Written task: Check each line below for the word "dotyczących" and give the number of lines that have it, nothing more.

The data:
-=-=-
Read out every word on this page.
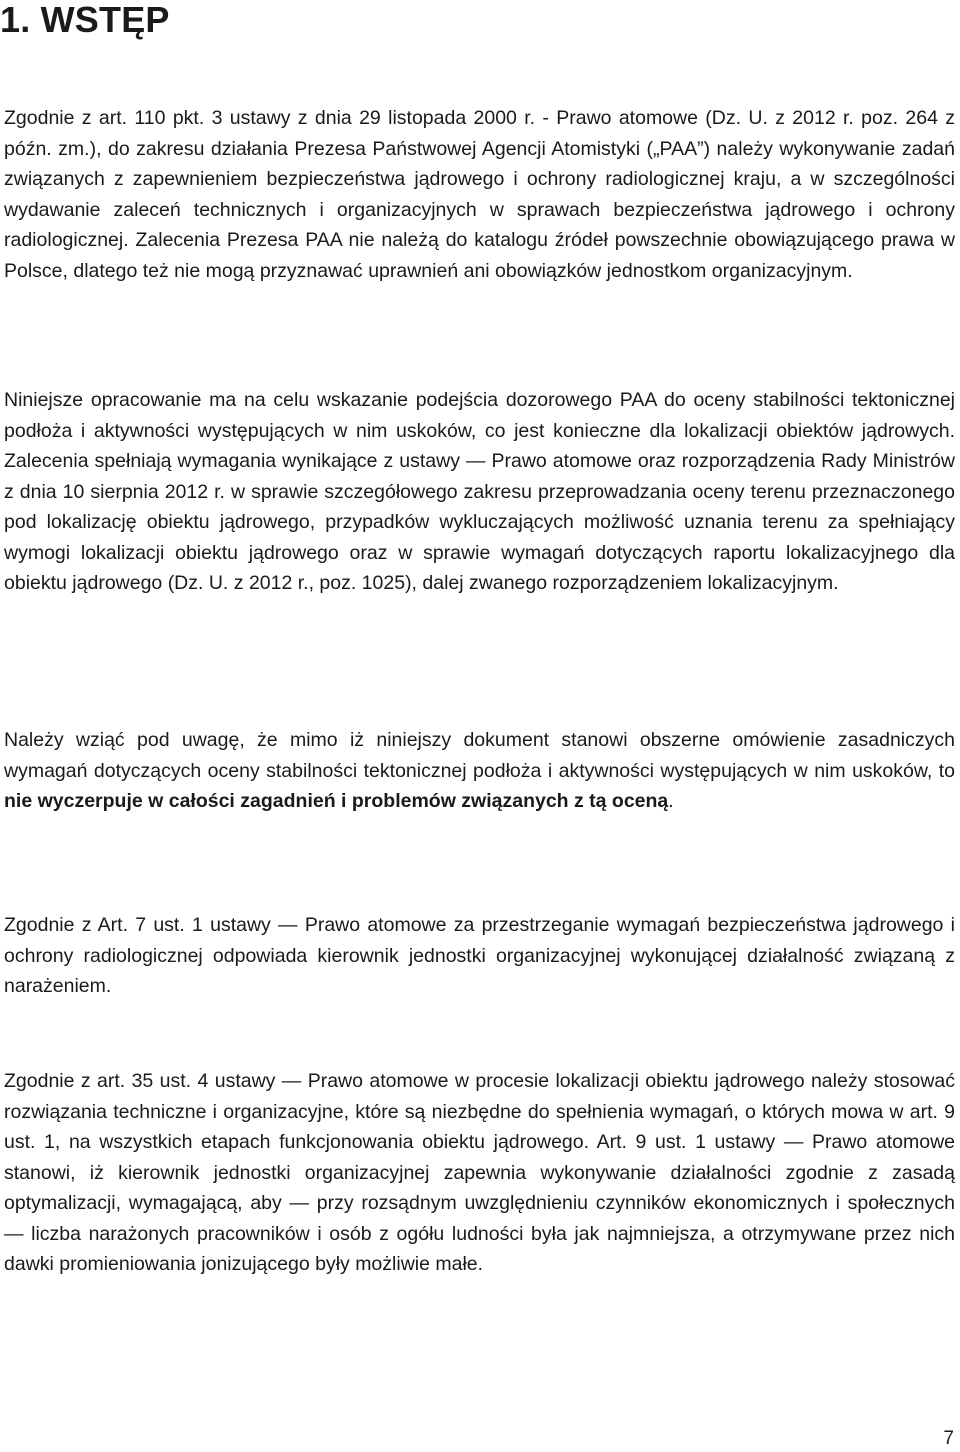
1. WSTĘP

Zgodnie z art. 110 pkt. 3 ustawy z dnia 29 listopada 2000 r. - Prawo atomowe (Dz. U. z 2012 r. poz. 264 z późn. zm.), do zakresu działania Prezesa Państwowej Agencji Atomistyki („PAA”) należy wykonywanie zadań związanych z zapewnieniem bezpieczeństwa jądrowego i ochrony radiologicznej kraju, a w szczególności wydawanie zaleceń technicznych i organizacyjnych w sprawach bezpieczeństwa jądrowego i ochrony radiologicznej. Zalecenia Prezesa PAA nie należą do katalogu źródeł powszechnie obowiązującego prawa w Polsce, dlatego też nie mogą przyznawać uprawnień ani obowiązków jednostkom organizacyjnym.

Niniejsze opracowanie ma na celu wskazanie podejścia dozorowego PAA do oceny stabilności tektonicznej podłoża i aktywności występujących w nim uskoków, co jest konieczne dla lokalizacji obiektów jądrowych. Zalecenia spełniają wymagania wynikające z ustawy — Prawo atomowe oraz rozporządzenia Rady Ministrów z dnia 10 sierpnia 2012 r. w sprawie szczegółowego zakresu przeprowadzania oceny terenu przeznaczonego pod lokalizację obiektu jądrowego, przypadków wykluczających możliwość uznania terenu za spełniający wymogi lokalizacji obiektu jądrowego oraz w sprawie wymagań dotyczących raportu lokalizacyjnego dla obiektu jądrowego (Dz. U. z 2012 r., poz. 1025), dalej zwanego rozporządzeniem lokalizacyjnym.

Należy wziąć pod uwagę, że mimo iż niniejszy dokument stanowi obszerne omówienie zasadniczych wymagań dotyczących oceny stabilności tektonicznej podłoża i aktywności występujących w nim uskoków, to nie wyczerpuje w całości zagadnień i problemów związanych z tą oceną.

Zgodnie z Art. 7 ust. 1 ustawy — Prawo atomowe za przestrzeganie wymagań bezpieczeństwa jądrowego i ochrony radiologicznej odpowiada kierownik jednostki organizacyjnej wykonującej działalność związaną z narażeniem.

Zgodnie z art. 35 ust. 4 ustawy — Prawo atomowe w procesie lokalizacji obiektu jądrowego należy stosować rozwiązania techniczne i organizacyjne, które są niezbędne do spełnienia wymagań, o których mowa w art. 9 ust. 1, na wszystkich etapach funkcjonowania obiektu jądrowego. Art. 9 ust. 1 ustawy — Prawo atomowe stanowi, iż kierownik jednostki organizacyjnej zapewnia wykonywanie działalności zgodnie z zasadą optymalizacji, wymagającą, aby — przy rozsądnym uwzględnieniu czynników ekonomicznych i społecznych — liczba narażonych pracowników i osób z ogółu ludności była jak najmniejsza, a otrzymywane przez nich dawki promieniowania jonizującego były możliwie małe.

7
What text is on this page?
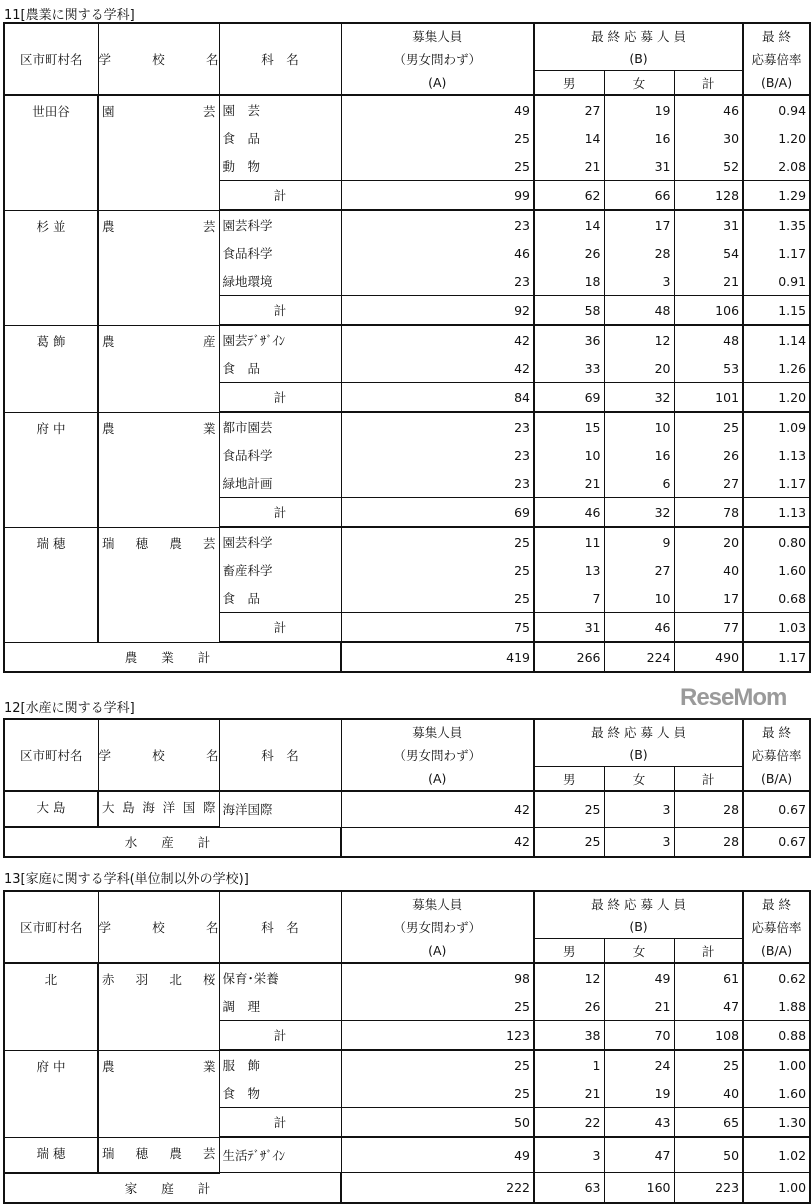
11[農業に関する学科]
区市町村名	学　　校　　名	科　名	募集人員	最 終 応 募 人 員			最 終
			（男女問わず）	(B)			応募倍率
			(A)	男	女	計	(B/A)
世田谷	園芸	園　芸	49	27	19	46	0.94
		食　品	25	14	16	30	1.20
		動　物	25	21	31	52	2.08
		計	99	62	66	128	1.29
杉 並	農芸	園芸科学	23	14	17	31	1.35
		食品科学	46	26	28	54	1.17
		緑地環境	23	18	3	21	0.91
		計	92	58	48	106	1.15
葛 飾	農産	園芸ﾃﾞｻﾞｲﾝ	42	36	12	48	1.14
		食　品	42	33	20	53	1.26
		計	84	69	32	101	1.20
府 中	農業	都市園芸	23	15	10	25	1.09
		食品科学	23	10	16	26	1.13
		緑地計画	23	21	6	27	1.17
		計	69	46	32	78	1.13
瑞 穂	瑞穂農芸	園芸科学	25	11	9	20	0.80
		畜産科学	25	13	27	40	1.60
		食　品	25	7	10	17	0.68
		計	75	31	46	77	1.03
農 業 計			419	266	224	490	1.17
12[水産に関する学科]
区市町村名	学　　校　　名	科　名	募集人員	最 終 応 募 人 員			最 終
			（男女問わず）	(B)			応募倍率
			(A)	男	女	計	(B/A)
大 島	大島海洋国際	海洋国際	42	25	3	28	0.67
水 産 計			42	25	3	28	0.67
13[家庭に関する学科(単位制以外の学校)]
区市町村名	学　　校　　名	科　名	募集人員	最 終 応 募 人 員			最 終
			（男女問わず）	(B)			応募倍率
			(A)	男	女	計	(B/A)
北	赤羽北桜	保育･栄養	98	12	49	61	0.62
		調　理	25	26	21	47	1.88
		計	123	38	70	108	0.88
府 中	農業	服　飾	25	1	24	25	1.00
		食　物	25	21	19	40	1.60
		計	50	22	43	65	1.30
瑞 穂	瑞穂農芸	生活ﾃﾞｻﾞｲﾝ	49	3	47	50	1.02
家 庭 計			222	63	160	223	1.00
ReseMom
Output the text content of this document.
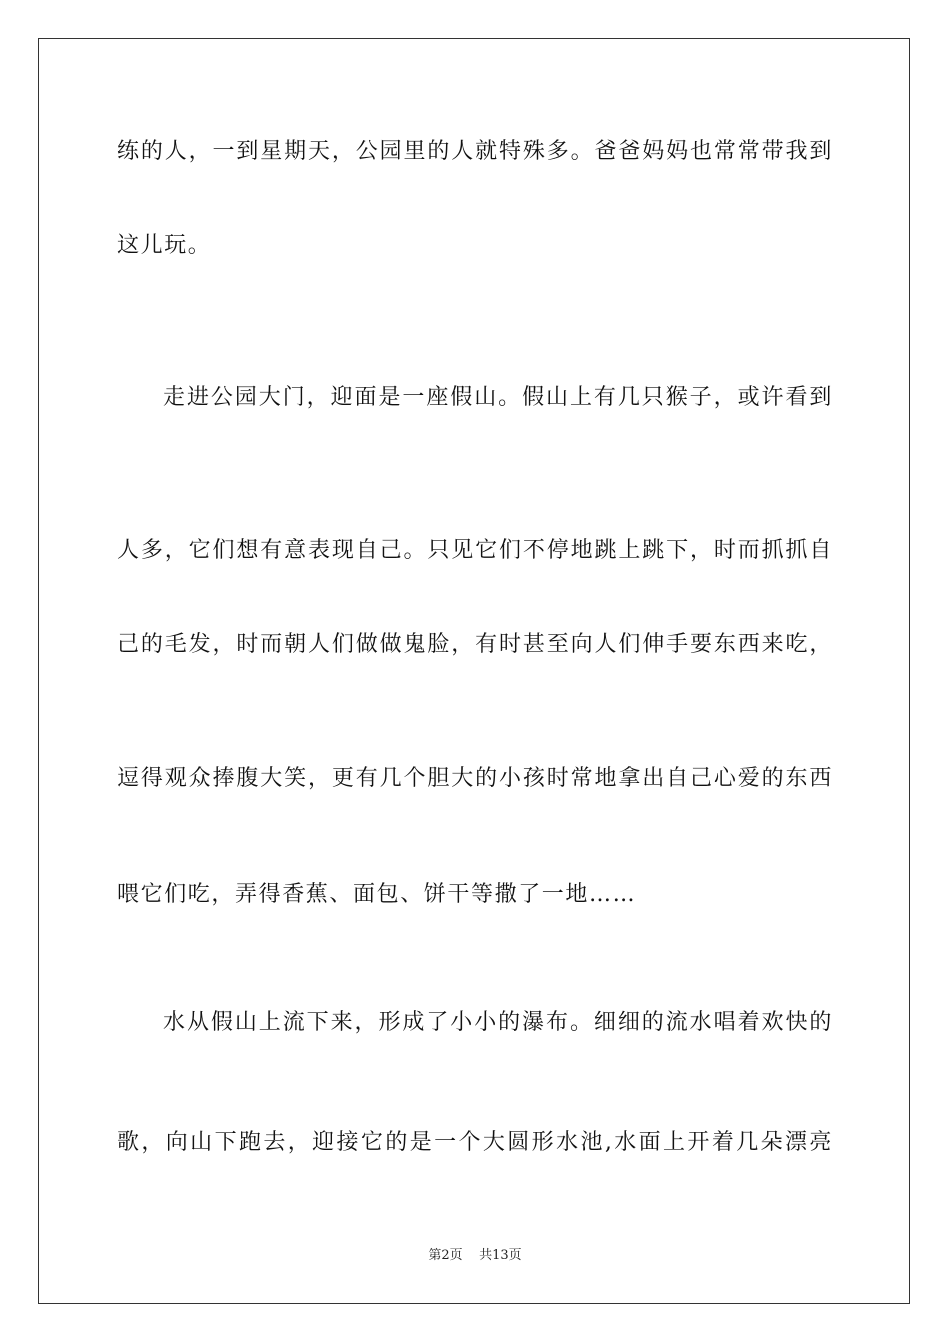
练的人，一到星期天，公园里的人就特殊多。爸爸妈妈也常常带我到
这儿玩。
走进公园大门，迎面是一座假山。假山上有几只猴子，或许看到
人多，它们想有意表现自己。只见它们不停地跳上跳下，时而抓抓自
己的毛发，时而朝人们做做鬼脸，有时甚至向人们伸手要东西来吃，
逗得观众捧腹大笑，更有几个胆大的小孩时常地拿出自己心爱的东西
喂它们吃，弄得香蕉、面包、饼干等撒了一地……
水从假山上流下来，形成了小小的瀑布。细细的流水唱着欢快的
歌，向山下跑去，迎接它的是一个大圆形水池,水面上开着几朵漂亮
第2页 共13页
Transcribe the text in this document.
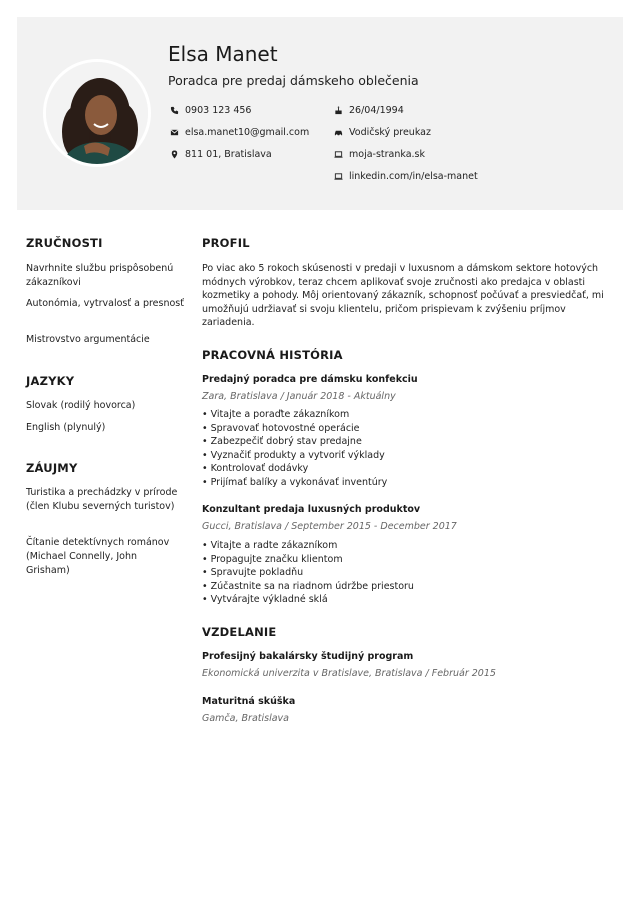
Elsa Manet
Poradca pre predaj dámskeho oblečenia
0903 123 456
elsa.manet10@gmail.com
811 01, Bratislava
26/04/1994
Vodičský preukaz
moja-stranka.sk
linkedin.com/in/elsa-manet
ZRUČNOSTI
Navrhnite službu prispôsobenú zákazníkovi
Autonómia, vytrvalosť a presnosť
Mistrovstvo argumentácie
JAZYKY
Slovak (rodilý hovorca)
English (plynulý)
ZÁUJMY
Turistika a prechádzky v prírode (člen Klubu severných turistov)
Čítanie detektívnych románov (Michael Connelly, John Grisham)
PROFIL
Po viac ako 5 rokoch skúsenosti v predaji v luxusnom a dámskom sektore hotových módnych výrobkov, teraz chcem aplikovať svoje zručnosti ako predajca v oblasti kozmetiky a pohody. Môj orientovaný zákazník, schopnosť počúvať a presviedčať, mi umožňujú udržiavať si svoju klientelu, pričom prispievam k zvýšeniu príjmov zariadenia.
PRACOVNÁ HISTÓRIA
Predajný poradca pre dámsku konfekciu
Zara, Bratislava / Január 2018 - Aktuálny
• Vitajte a poraďte zákazníkom
• Spravovať hotovostné operácie
• Zabezpečiť dobrý stav predajne
• Vyznačiť produkty a vytvoriť výklady
• Kontrolovať dodávky
• Prijímať balíky a vykonávať inventúry
Konzultant predaja luxusných produktov
Gucci, Bratislava / September 2015 - December 2017
• Vitajte a radte zákazníkom
• Propagujte značku klientom
• Spravujte pokladňu
• Zúčastnite sa na riadnom údržbe priestoru
• Vytvárajte výkladné sklá
VZDELANIE
Profesijný bakalársky študijný program
Ekonomická univerzita v Bratislave, Bratislava / Február 2015
Maturitná skúška
Gamča, Bratislava
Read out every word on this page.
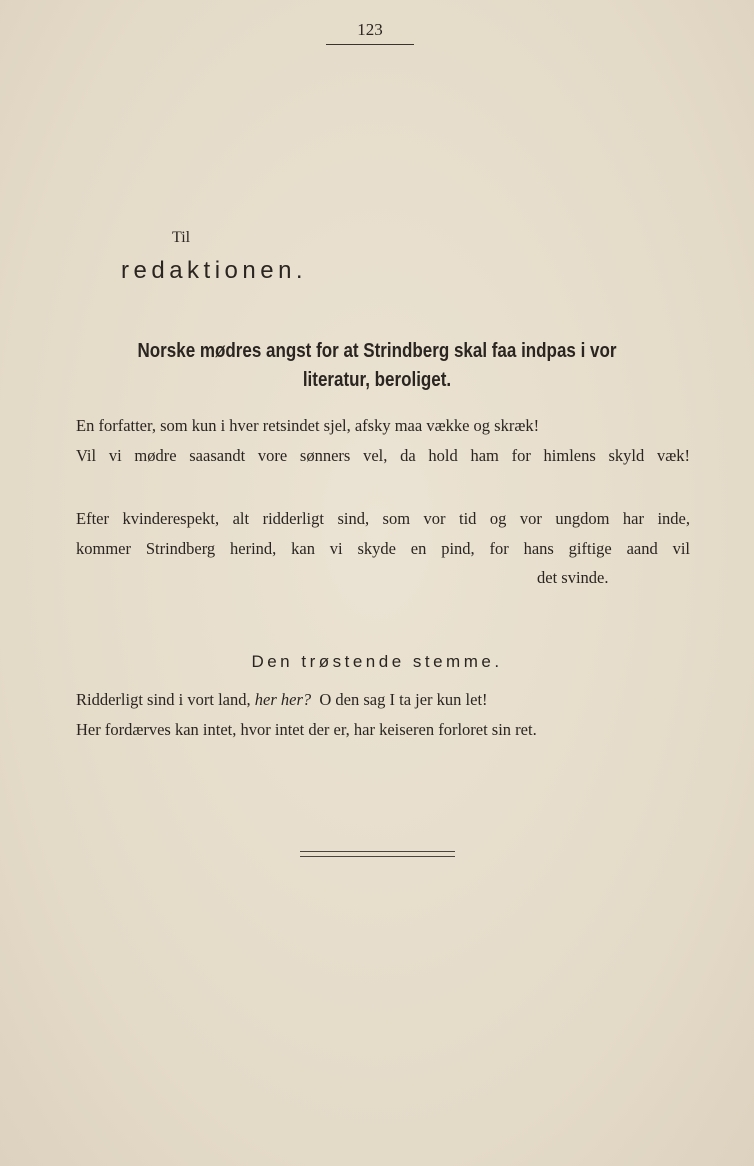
123
Til
redaktionen.
Norske mødres angst for at Strindberg skal faa indpas i vor
literatur, beroliget.
En forfatter, som kun i hver retsindet sjel, afsky maa vække og skræk!
Vil vi mødre saasandt vore sønners vel, da hold ham for himlens skyld væk!
Efter kvinderespekt, alt ridderligt sind, som vor tid og vor ungdom har inde,
kommer Strindberg herind, kan vi skyde en pind, for hans giftige aand vil
det svinde.
Den trøstende stemme.
Ridderligt sind i vort land, her her?  O den sag I ta jer kun let!
Her fordærves kan intet, hvor intet der er, har keiseren forloret sin ret.
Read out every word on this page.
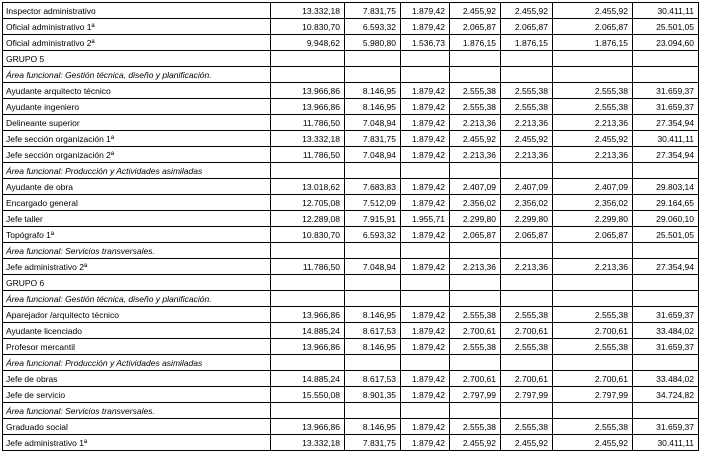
Inspector administrativo	13.332,18	7.831,75	1.879,42	2.455,92	2.455,92	2.455,92	30.411,11
Oficial administrativo 1ª	10.830,70	6.593,32	1.879,42	2.065,87	2.065,87	2.065,87	25.501,05
Oficial administrativo 2ª	9.948,62	5.980,80	1.536,73	1.876,15	1.876,15	1.876,15	23.094,60
GRUPO 5							
Área funcional: Gestión técnica, diseño y planificación.							
Ayudante arquitecto técnico	13.966,86	8.146,95	1.879,42	2.555,38	2.555,38	2.555,38	31.659,37
Ayudante ingeniero	13.966,86	8.146,95	1.879,42	2.555,38	2.555,38	2.555,38	31.659,37
Delineante superior	11.786,50	7.048,94	1.879,42	2.213,36	2.213,36	2.213,36	27.354,94
Jefe sección organización 1ª	13.332,18	7.831,75	1.879,42	2.455,92	2.455,92	2.455,92	30.411,11
Jefe sección organización 2ª	11.786,50	7.048,94	1.879,42	2.213,36	2.213,36	2.213,36	27.354,94
Área funcional: Producción y Actividades asimiladas							
Ayudante de obra	13.018,62	7.683,83	1.879,42	2.407,09	2.407,09	2.407,09	29.803,14
Encargado general	12.705,08	7.512,09	1.879,42	2.356,02	2.356,02	2.356,02	29.164,65
Jefe taller	12.289,08	7.915,91	1.955,71	2.299,80	2.299,80	2.299,80	29.060,10
Topógrafo 1ª	10.830,70	6.593,32	1.879,42	2.065,87	2.065,87	2.065,87	25.501,05
Área funcional: Servicios transversales.							
Jefe administrativo 2ª	11.786,50	7.048,94	1.879,42	2.213,36	2.213,36	2.213,36	27.354,94
GRUPO 6							
Área funcional: Gestión técnica, diseño y planificación.							
Aparejador /arquitecto técnico	13.966,86	8.146,95	1.879,42	2.555,38	2.555,38	2.555,38	31.659,37
Ayudante licenciado	14.885,24	8.617,53	1.879,42	2.700,61	2.700,61	2.700,61	33.484,02
Profesor mercantil	13.966,86	8.146,95	1.879,42	2.555,38	2.555,38	2.555,38	31.659,37
Área funcional: Producción y Actividades asimiladas							
Jefe de obras	14.885,24	8.617,53	1.879,42	2.700,61	2.700,61	2.700,61	33.484,02
Jefe de servicio	15.550,08	8.901,35	1.879,42	2.797,99	2.797,99	2.797,99	34.724,82
Área funcional: Servicios transversales.							
Graduado social	13.966,86	8.146,95	1.879,42	2.555,38	2.555,38	2.555,38	31.659,37
Jefe administrativo 1ª	13.332,18	7.831,75	1.879,42	2.455,92	2.455,92	2.455,92	30.411,11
-=-=-
Answer below: 2